Request: Your answer should be one number: the count of lines in these entries that hold the word "sotto".

Exercise input:
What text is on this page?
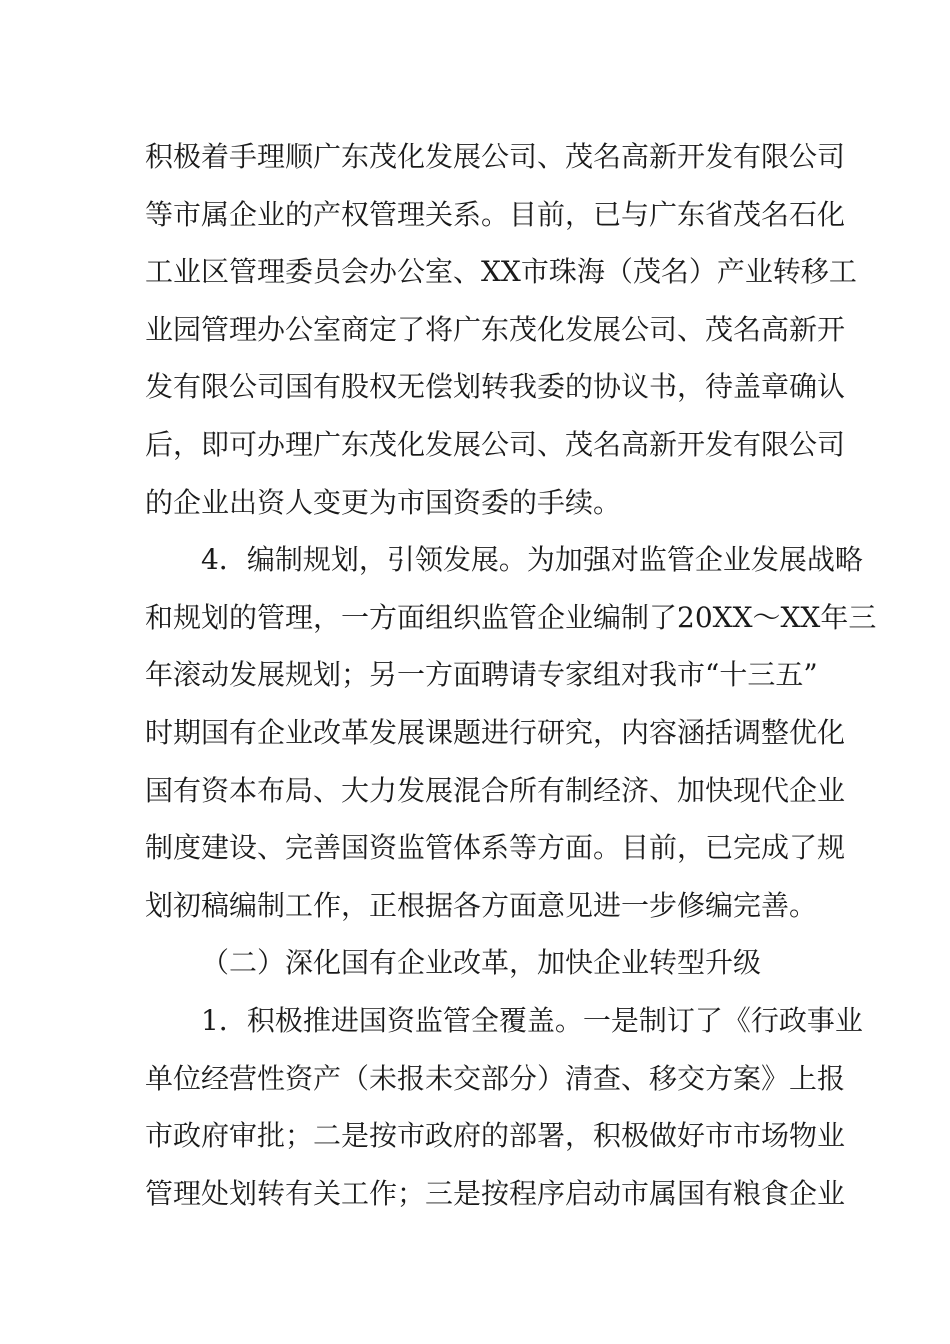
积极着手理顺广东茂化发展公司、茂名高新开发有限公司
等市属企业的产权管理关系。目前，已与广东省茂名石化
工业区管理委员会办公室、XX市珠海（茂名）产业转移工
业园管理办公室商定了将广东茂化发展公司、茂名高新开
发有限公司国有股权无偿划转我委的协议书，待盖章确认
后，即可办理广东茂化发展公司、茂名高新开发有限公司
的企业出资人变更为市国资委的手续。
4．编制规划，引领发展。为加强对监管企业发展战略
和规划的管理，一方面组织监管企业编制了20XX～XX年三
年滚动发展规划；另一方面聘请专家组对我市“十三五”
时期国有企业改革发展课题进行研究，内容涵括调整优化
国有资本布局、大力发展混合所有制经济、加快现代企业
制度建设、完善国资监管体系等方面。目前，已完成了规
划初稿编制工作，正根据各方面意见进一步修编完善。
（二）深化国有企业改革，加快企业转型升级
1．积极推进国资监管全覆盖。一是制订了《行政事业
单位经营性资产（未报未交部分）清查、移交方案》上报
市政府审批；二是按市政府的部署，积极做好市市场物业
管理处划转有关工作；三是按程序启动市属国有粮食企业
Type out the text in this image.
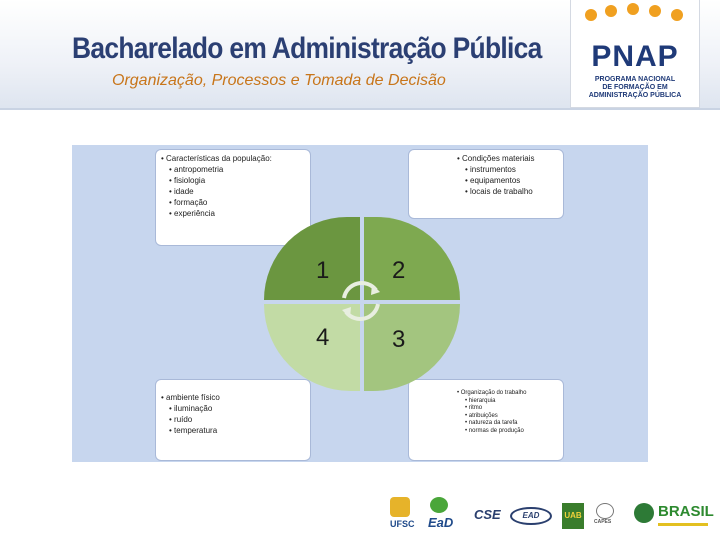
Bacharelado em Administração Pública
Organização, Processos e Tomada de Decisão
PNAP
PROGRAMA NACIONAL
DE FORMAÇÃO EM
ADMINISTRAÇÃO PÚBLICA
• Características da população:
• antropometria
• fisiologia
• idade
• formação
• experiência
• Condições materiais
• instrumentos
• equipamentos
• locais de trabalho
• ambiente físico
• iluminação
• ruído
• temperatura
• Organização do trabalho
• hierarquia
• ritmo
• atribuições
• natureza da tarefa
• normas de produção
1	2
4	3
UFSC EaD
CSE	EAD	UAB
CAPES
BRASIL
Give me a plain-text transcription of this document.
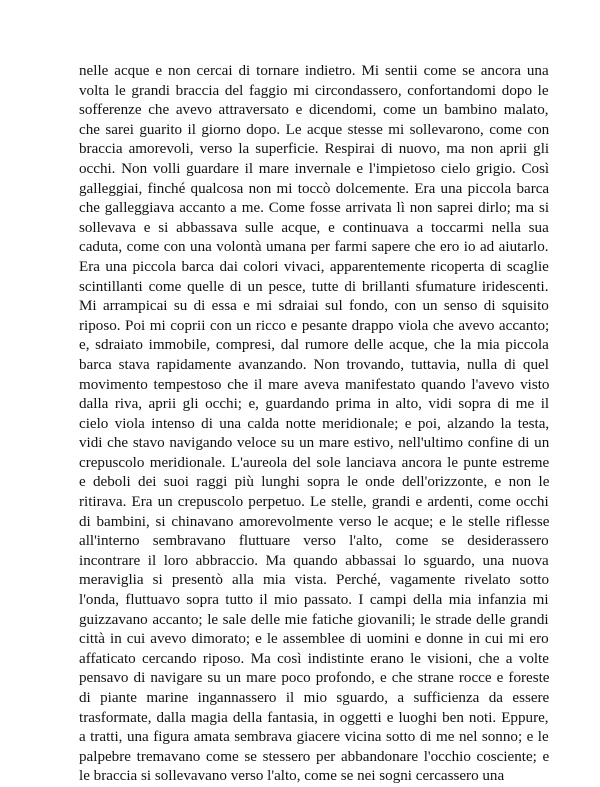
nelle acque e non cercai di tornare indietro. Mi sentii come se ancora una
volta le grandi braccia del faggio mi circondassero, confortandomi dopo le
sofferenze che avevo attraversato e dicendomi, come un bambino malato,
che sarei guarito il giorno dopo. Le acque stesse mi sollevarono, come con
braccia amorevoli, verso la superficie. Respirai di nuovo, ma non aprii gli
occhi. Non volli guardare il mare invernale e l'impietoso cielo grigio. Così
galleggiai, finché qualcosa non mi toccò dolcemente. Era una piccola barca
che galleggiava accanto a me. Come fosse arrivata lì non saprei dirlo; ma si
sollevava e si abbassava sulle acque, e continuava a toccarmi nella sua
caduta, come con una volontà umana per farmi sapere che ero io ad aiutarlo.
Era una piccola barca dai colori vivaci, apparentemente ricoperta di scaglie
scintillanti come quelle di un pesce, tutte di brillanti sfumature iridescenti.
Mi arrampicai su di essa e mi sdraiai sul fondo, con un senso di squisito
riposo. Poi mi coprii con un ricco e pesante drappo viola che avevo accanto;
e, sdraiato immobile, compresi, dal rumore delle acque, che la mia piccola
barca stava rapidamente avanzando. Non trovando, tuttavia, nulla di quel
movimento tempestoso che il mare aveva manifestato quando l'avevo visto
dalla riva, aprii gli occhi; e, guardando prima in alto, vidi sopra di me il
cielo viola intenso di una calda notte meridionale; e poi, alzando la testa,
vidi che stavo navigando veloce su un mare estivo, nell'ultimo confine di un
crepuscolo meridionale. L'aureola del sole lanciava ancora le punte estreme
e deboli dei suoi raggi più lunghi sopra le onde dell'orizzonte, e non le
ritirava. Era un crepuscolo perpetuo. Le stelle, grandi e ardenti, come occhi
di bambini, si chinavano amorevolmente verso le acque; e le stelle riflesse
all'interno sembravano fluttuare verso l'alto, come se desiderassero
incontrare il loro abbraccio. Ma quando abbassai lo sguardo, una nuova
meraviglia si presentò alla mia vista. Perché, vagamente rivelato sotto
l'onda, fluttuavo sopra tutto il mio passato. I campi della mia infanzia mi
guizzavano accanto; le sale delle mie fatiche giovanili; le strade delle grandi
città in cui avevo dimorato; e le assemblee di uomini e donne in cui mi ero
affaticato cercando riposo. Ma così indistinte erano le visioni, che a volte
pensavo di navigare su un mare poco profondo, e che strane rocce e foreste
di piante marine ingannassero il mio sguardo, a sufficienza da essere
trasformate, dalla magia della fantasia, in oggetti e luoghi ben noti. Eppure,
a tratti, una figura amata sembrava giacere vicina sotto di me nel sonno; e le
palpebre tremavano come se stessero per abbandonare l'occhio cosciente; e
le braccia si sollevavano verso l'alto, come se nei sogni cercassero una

--

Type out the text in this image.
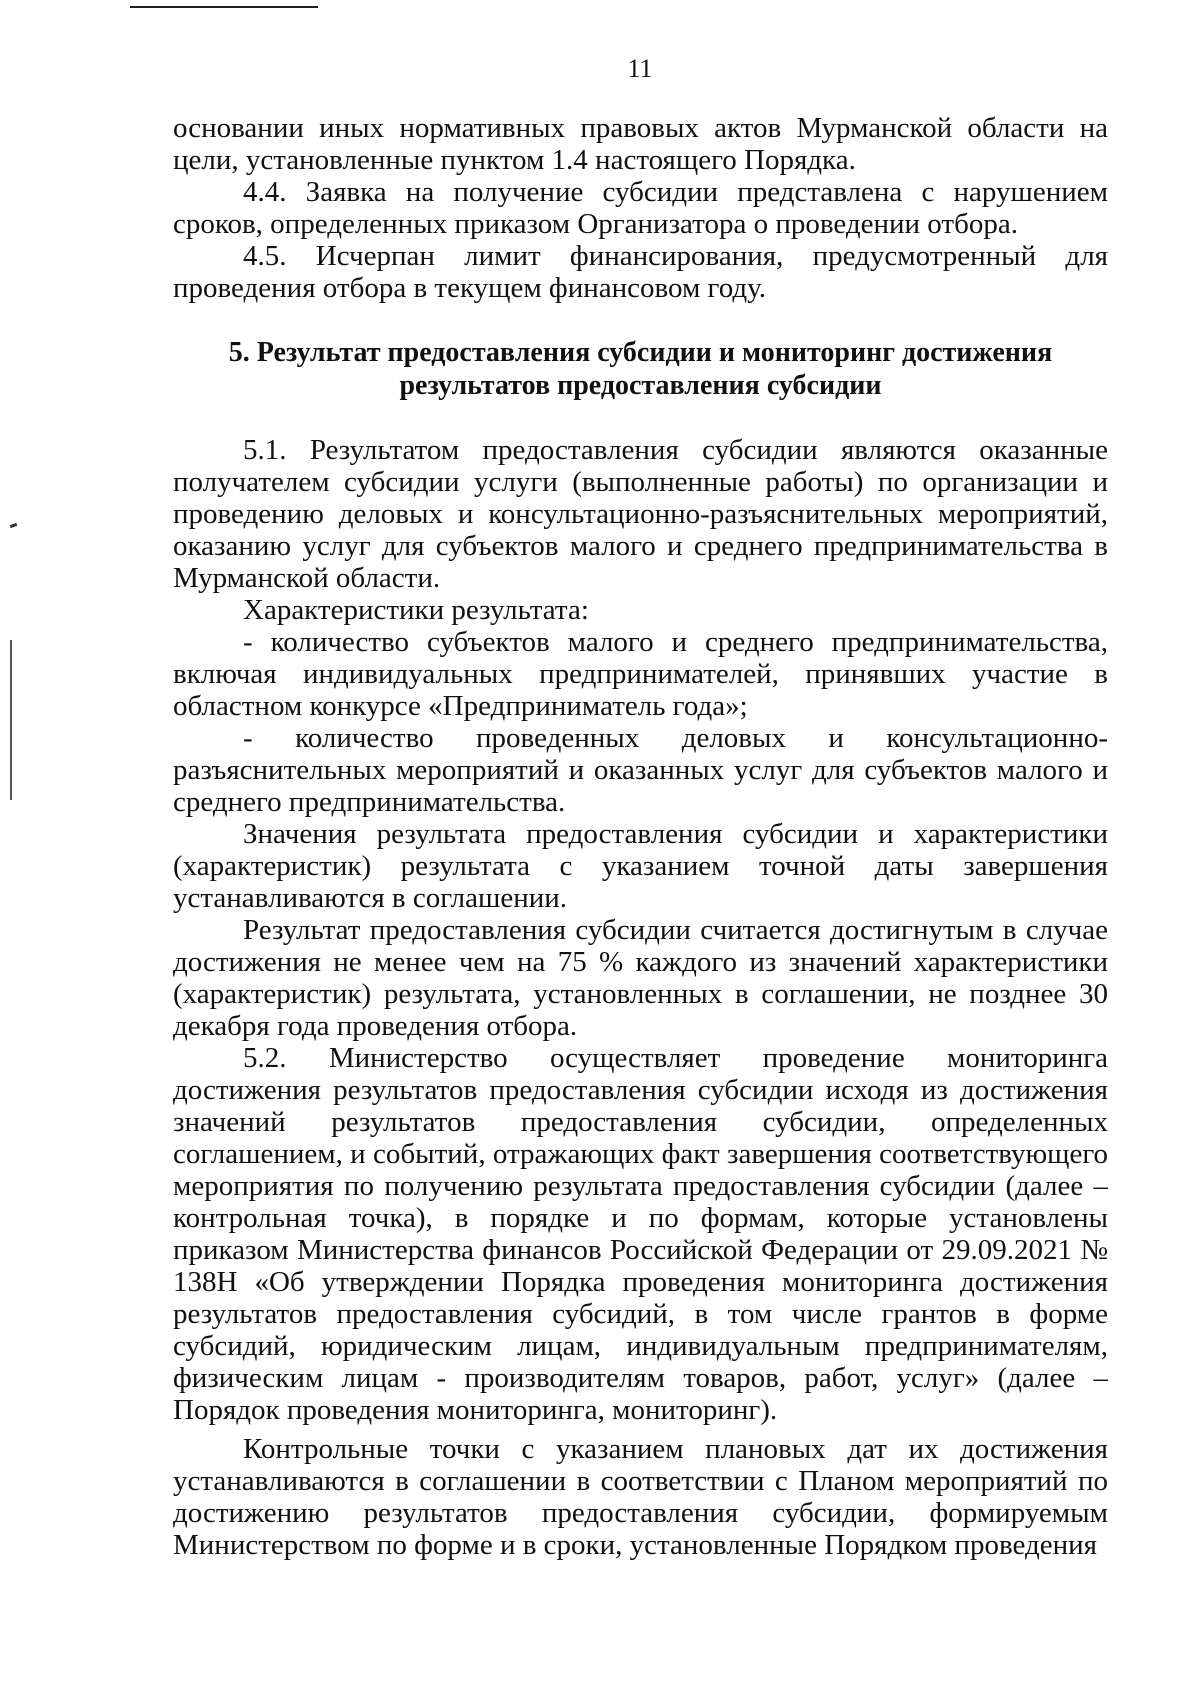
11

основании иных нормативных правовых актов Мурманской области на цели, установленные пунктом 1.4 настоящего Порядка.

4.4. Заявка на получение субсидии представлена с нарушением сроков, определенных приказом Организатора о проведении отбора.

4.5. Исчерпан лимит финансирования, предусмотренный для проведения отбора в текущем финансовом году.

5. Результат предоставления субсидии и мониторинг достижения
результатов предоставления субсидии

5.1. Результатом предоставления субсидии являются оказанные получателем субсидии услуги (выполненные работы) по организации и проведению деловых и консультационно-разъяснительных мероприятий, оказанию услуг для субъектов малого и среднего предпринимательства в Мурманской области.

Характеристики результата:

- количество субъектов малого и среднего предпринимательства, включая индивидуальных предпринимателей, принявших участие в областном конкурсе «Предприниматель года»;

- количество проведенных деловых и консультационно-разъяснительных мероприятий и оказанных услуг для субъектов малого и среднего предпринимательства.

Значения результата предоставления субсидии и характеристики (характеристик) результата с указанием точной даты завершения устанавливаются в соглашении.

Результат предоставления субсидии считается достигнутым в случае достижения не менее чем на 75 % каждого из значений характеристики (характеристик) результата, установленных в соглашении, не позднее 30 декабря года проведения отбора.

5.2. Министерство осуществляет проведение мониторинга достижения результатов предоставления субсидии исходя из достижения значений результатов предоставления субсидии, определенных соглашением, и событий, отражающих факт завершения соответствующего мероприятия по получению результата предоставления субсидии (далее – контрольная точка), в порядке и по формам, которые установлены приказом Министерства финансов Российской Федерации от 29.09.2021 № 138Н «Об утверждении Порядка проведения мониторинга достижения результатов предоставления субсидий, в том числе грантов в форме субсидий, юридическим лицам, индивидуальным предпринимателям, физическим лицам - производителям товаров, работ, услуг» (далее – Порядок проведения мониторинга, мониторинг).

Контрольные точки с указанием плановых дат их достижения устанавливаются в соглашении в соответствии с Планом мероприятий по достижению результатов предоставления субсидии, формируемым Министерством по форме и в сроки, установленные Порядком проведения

Answer for this exercise: 2